▸ OBJECTIVE: Write the data below out exactly as it stands. Do not include the pictures.

Extracted records
start
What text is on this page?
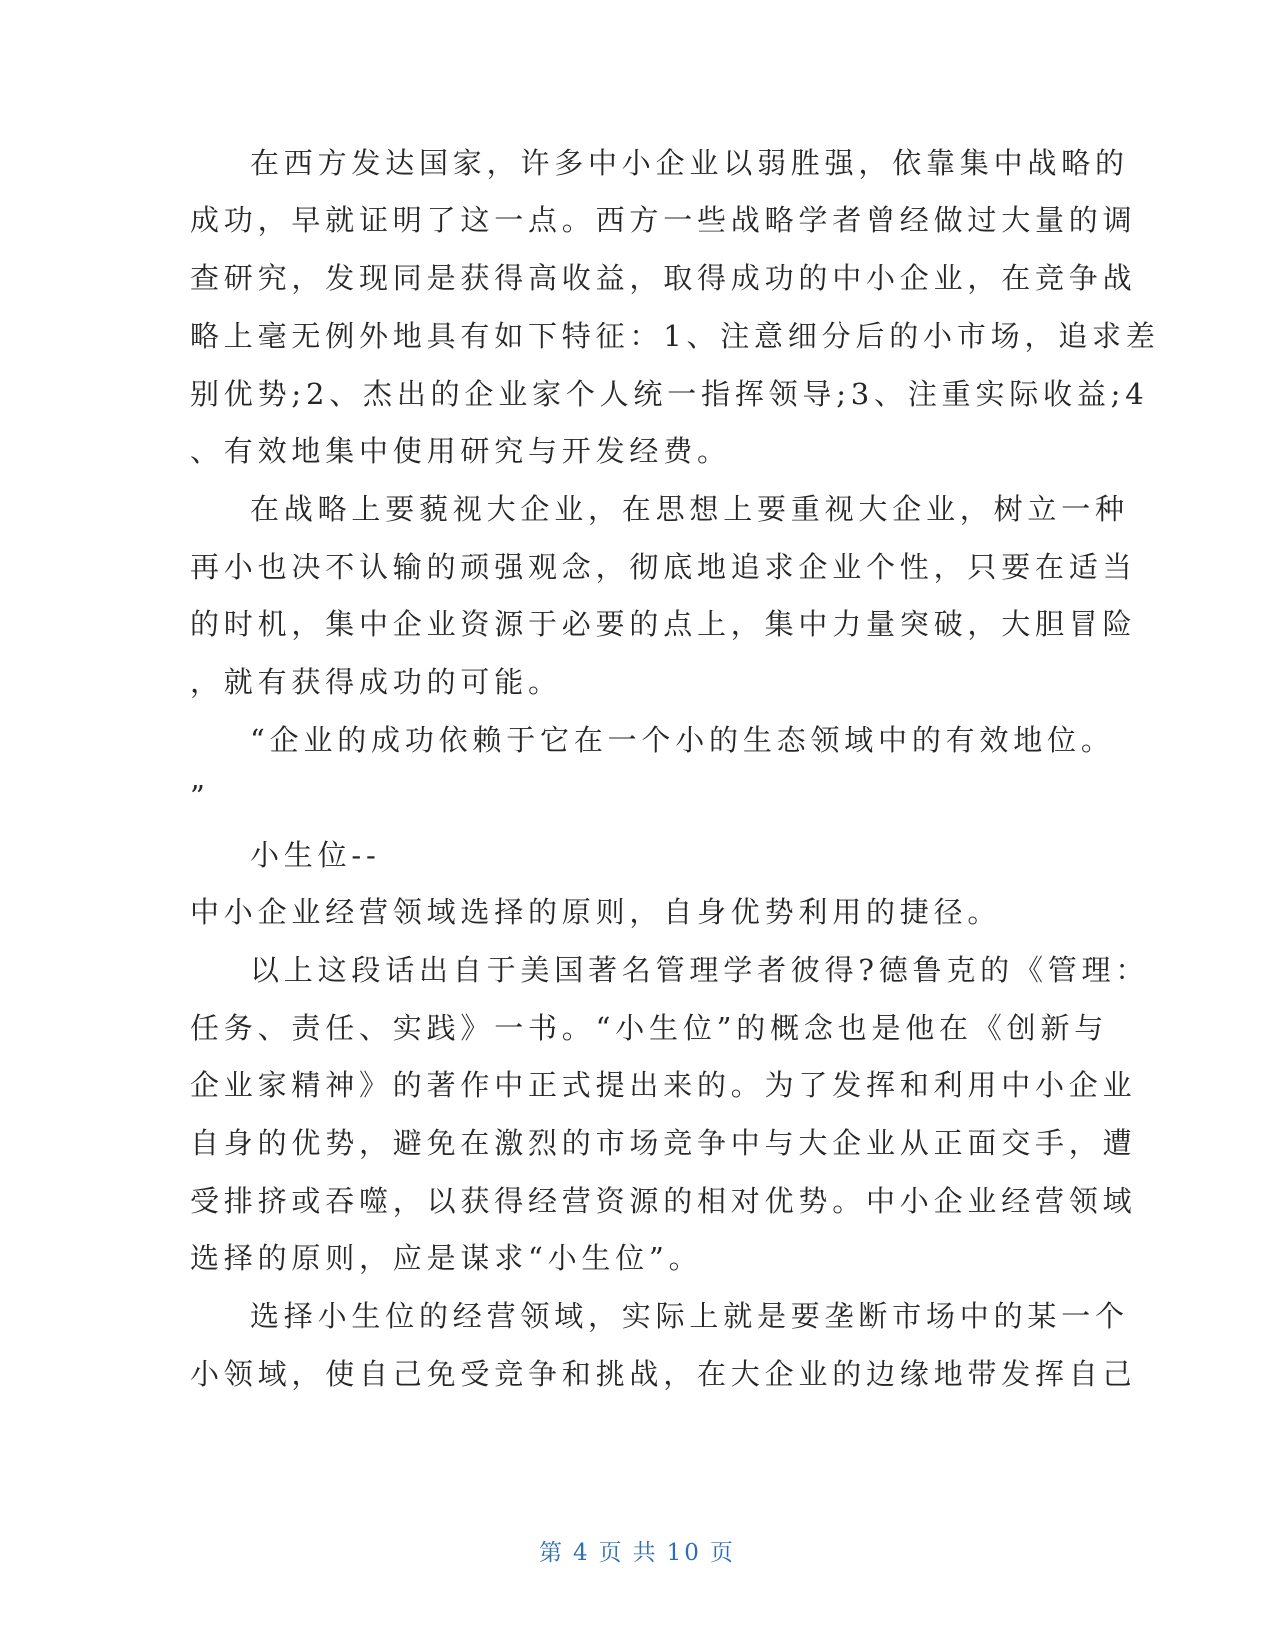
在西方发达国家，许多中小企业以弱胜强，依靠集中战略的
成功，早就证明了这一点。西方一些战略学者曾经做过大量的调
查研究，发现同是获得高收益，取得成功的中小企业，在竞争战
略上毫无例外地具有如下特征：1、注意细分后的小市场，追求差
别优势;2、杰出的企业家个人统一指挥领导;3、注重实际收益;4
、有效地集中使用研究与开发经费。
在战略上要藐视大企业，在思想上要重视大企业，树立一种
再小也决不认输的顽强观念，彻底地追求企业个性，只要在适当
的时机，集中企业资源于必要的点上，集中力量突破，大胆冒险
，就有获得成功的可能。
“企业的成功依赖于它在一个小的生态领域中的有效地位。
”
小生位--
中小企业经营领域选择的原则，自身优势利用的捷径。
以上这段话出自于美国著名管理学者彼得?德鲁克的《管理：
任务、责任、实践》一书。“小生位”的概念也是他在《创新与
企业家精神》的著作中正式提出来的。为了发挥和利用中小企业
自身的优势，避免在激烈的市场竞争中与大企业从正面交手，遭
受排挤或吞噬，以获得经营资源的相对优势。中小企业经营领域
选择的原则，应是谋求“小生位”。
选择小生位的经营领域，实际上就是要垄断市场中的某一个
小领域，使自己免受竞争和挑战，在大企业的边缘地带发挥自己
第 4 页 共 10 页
end
▸ FULL ANSWER:
What text is on this page?
在西方发达国家，许多中小企业以弱胜强，依靠集中战略的
成功，早就证明了这一点。西方一些战略学者曾经做过大量的调
查研究，发现同是获得高收益，取得成功的中小企业，在竞争战
略上毫无例外地具有如下特征：1、注意细分后的小市场，追求差
别优势;2、杰出的企业家个人统一指挥领导;3、注重实际收益;4
、有效地集中使用研究与开发经费。
在战略上要藐视大企业，在思想上要重视大企业，树立一种
再小也决不认输的顽强观念，彻底地追求企业个性，只要在适当
的时机，集中企业资源于必要的点上，集中力量突破，大胆冒险
，就有获得成功的可能。
“企业的成功依赖于它在一个小的生态领域中的有效地位。
”
小生位--
中小企业经营领域选择的原则，自身优势利用的捷径。
以上这段话出自于美国著名管理学者彼得?德鲁克的《管理：
任务、责任、实践》一书。“小生位”的概念也是他在《创新与
企业家精神》的著作中正式提出来的。为了发挥和利用中小企业
自身的优势，避免在激烈的市场竞争中与大企业从正面交手，遭
受排挤或吞噬，以获得经营资源的相对优势。中小企业经营领域
选择的原则，应是谋求“小生位”。
选择小生位的经营领域，实际上就是要垄断市场中的某一个
小领域，使自己免受竞争和挑战，在大企业的边缘地带发挥自己
第 4 页 共 10 页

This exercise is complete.